***** Given information
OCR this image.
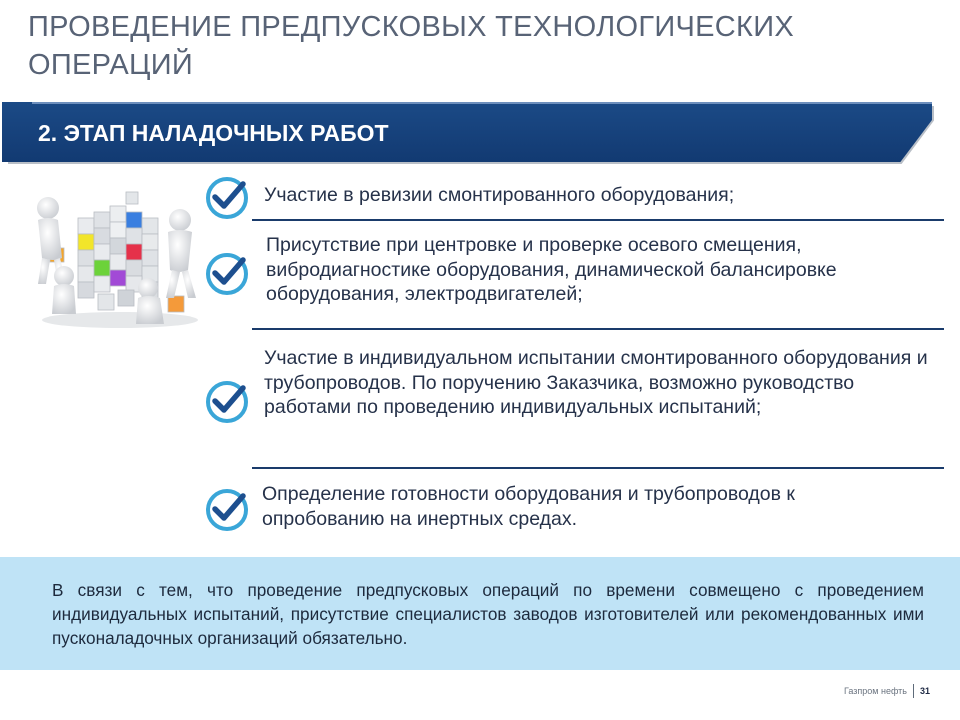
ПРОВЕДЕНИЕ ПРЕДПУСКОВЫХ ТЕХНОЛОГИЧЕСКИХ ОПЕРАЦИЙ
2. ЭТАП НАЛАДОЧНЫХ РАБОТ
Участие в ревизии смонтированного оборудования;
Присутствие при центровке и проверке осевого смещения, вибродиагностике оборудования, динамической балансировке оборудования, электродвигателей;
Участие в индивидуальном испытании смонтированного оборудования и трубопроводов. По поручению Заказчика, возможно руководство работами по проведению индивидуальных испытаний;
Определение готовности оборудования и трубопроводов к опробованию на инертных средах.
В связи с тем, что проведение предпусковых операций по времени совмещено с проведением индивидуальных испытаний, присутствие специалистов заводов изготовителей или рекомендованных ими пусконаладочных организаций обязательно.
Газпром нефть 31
**********
***** Given information
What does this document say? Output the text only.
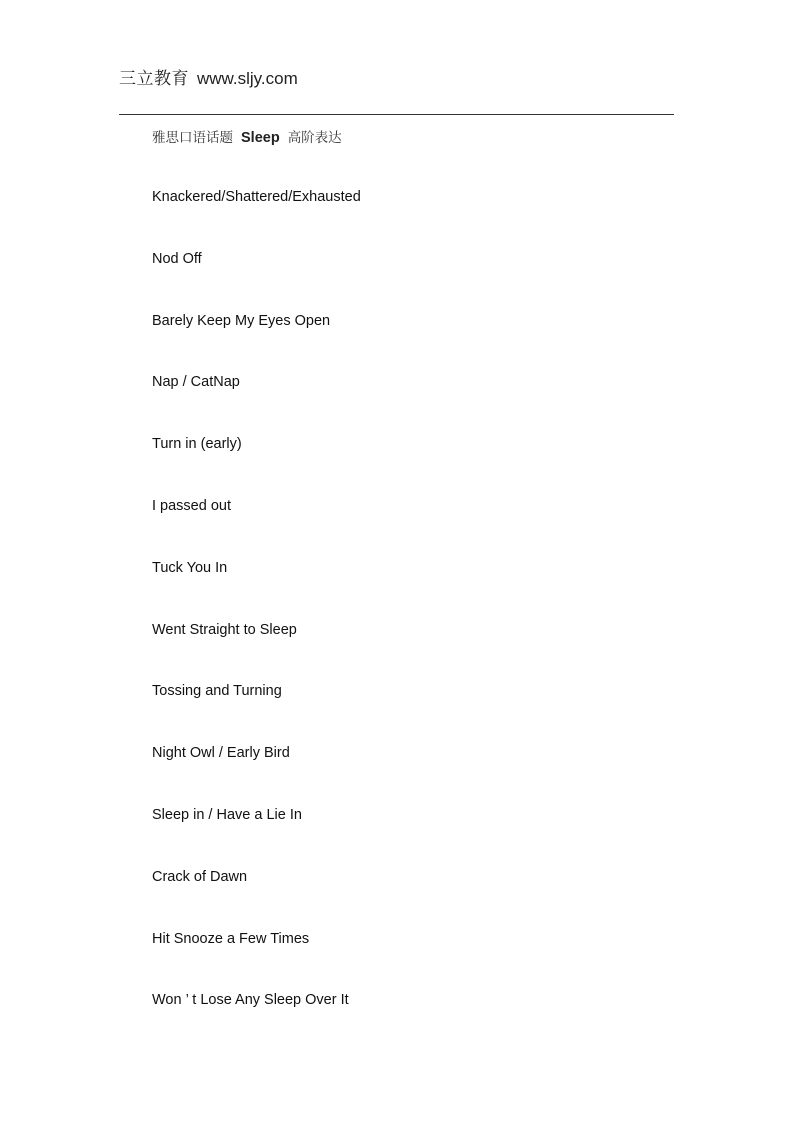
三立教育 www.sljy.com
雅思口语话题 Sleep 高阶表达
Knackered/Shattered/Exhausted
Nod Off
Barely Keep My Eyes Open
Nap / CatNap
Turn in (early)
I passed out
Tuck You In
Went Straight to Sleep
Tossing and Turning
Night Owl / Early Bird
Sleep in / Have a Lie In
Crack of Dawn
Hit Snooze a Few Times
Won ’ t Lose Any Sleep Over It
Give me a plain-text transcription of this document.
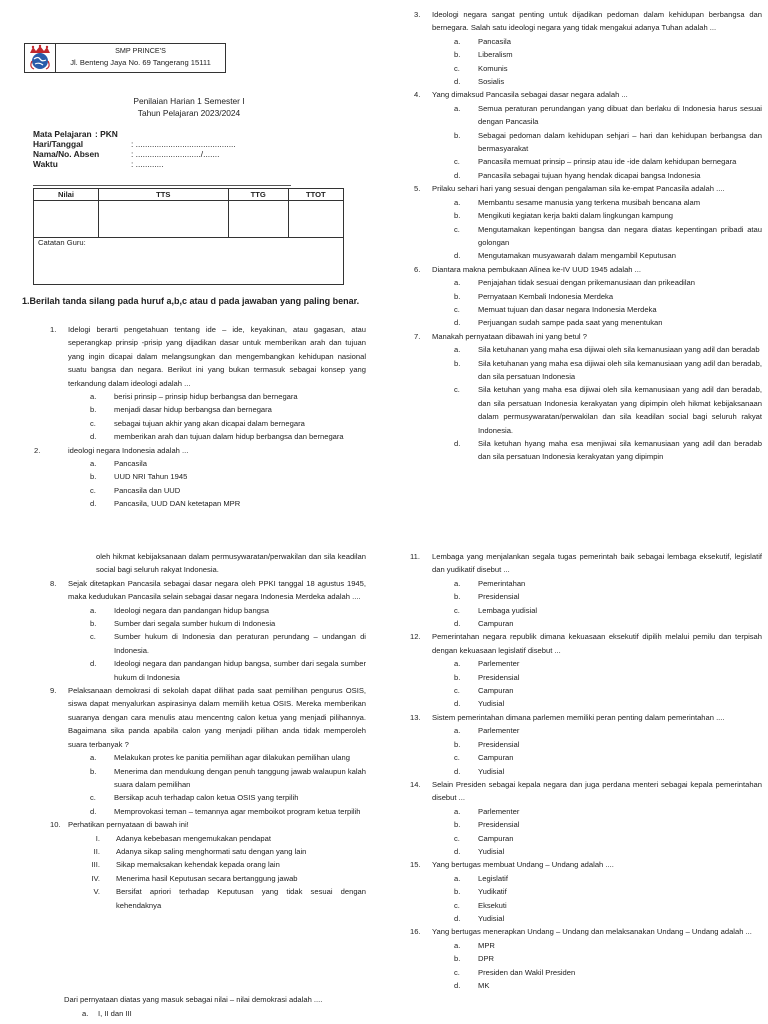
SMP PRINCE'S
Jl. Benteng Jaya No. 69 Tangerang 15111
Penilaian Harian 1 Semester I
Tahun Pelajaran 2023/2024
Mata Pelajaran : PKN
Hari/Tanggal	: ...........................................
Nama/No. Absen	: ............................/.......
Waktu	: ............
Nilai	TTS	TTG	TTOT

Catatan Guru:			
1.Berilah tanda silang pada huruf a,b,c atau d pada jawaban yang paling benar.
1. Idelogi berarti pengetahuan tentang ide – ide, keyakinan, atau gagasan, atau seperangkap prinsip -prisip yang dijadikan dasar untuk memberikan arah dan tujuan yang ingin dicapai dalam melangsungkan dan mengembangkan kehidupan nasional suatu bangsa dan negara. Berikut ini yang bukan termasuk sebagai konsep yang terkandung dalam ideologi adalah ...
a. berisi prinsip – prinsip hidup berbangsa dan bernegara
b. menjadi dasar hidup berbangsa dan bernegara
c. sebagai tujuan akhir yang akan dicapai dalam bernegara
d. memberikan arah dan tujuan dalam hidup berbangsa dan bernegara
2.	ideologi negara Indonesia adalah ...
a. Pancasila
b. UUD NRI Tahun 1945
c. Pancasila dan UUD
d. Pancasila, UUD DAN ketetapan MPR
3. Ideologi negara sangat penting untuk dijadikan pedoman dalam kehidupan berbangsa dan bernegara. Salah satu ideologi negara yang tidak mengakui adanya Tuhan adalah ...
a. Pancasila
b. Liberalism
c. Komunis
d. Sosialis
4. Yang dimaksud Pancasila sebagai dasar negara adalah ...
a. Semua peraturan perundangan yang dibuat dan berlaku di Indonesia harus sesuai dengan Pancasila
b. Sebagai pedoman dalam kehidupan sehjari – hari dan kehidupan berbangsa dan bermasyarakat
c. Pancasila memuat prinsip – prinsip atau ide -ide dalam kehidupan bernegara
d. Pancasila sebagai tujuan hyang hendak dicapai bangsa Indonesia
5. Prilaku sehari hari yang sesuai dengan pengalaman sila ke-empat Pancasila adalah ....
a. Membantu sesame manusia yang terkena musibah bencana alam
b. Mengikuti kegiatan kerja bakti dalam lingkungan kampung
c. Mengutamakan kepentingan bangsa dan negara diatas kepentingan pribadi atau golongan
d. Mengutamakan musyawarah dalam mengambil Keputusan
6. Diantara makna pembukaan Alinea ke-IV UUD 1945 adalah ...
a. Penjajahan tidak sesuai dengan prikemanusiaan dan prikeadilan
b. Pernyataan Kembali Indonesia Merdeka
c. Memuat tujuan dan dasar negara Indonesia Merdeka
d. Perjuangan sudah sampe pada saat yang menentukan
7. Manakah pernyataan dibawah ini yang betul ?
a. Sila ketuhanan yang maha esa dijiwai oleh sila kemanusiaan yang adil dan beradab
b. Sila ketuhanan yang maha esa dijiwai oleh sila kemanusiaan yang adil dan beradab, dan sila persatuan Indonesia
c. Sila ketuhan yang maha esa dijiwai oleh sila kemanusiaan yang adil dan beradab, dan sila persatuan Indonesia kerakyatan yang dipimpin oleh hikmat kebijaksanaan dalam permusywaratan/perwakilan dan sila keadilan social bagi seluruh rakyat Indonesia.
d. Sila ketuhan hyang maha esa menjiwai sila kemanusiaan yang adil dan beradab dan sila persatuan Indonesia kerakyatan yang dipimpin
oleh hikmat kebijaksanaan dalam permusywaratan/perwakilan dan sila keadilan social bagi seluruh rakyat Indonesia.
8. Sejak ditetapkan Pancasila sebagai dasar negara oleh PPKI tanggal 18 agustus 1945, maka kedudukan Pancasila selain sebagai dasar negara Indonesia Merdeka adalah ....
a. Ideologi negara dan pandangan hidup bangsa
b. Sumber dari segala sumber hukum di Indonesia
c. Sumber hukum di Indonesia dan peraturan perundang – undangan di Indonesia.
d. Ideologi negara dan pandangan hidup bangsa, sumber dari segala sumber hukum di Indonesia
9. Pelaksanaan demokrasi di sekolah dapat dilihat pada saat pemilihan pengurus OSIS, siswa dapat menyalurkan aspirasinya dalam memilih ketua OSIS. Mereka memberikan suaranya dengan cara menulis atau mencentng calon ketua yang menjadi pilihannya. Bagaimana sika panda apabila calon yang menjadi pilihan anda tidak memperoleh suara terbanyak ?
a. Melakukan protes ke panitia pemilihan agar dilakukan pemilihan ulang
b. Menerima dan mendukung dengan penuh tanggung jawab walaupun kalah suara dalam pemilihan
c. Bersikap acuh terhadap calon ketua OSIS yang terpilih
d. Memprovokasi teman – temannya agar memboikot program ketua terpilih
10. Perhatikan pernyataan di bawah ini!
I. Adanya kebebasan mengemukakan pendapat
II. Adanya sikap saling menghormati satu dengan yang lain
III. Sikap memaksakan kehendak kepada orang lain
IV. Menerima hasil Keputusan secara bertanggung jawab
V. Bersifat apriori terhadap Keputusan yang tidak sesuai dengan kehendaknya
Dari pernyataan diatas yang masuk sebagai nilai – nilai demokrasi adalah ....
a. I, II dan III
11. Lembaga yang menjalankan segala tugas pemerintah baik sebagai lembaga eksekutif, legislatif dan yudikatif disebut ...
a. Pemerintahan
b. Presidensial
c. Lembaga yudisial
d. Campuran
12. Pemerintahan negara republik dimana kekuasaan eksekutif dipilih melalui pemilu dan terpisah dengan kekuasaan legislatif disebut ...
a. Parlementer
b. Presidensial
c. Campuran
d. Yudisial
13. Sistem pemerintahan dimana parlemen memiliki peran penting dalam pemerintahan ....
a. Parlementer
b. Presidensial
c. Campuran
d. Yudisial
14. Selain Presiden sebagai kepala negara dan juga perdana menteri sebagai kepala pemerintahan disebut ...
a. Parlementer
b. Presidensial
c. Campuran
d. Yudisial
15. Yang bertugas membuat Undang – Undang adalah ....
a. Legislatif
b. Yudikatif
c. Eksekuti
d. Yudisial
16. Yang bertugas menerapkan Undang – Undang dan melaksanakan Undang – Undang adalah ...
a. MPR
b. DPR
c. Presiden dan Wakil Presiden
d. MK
**********
__Exercise__: Look above for every line with the word "kebijaksanaan" and copy it.

__Answer for the task__:
c. Sila ketuhan yang maha esa dijiwai oleh sila kemanusiaan yang adil dan beradab, dan sila persatuan Indonesia kerakyatan yang dipimpin oleh hikmat kebijaksanaan dalam permusywaratan/perwakilan dan sila keadilan social bagi seluruh rakyat Indonesia.
oleh hikmat kebijaksanaan dalam permusywaratan/perwakilan dan sila keadilan social bagi seluruh rakyat Indonesia.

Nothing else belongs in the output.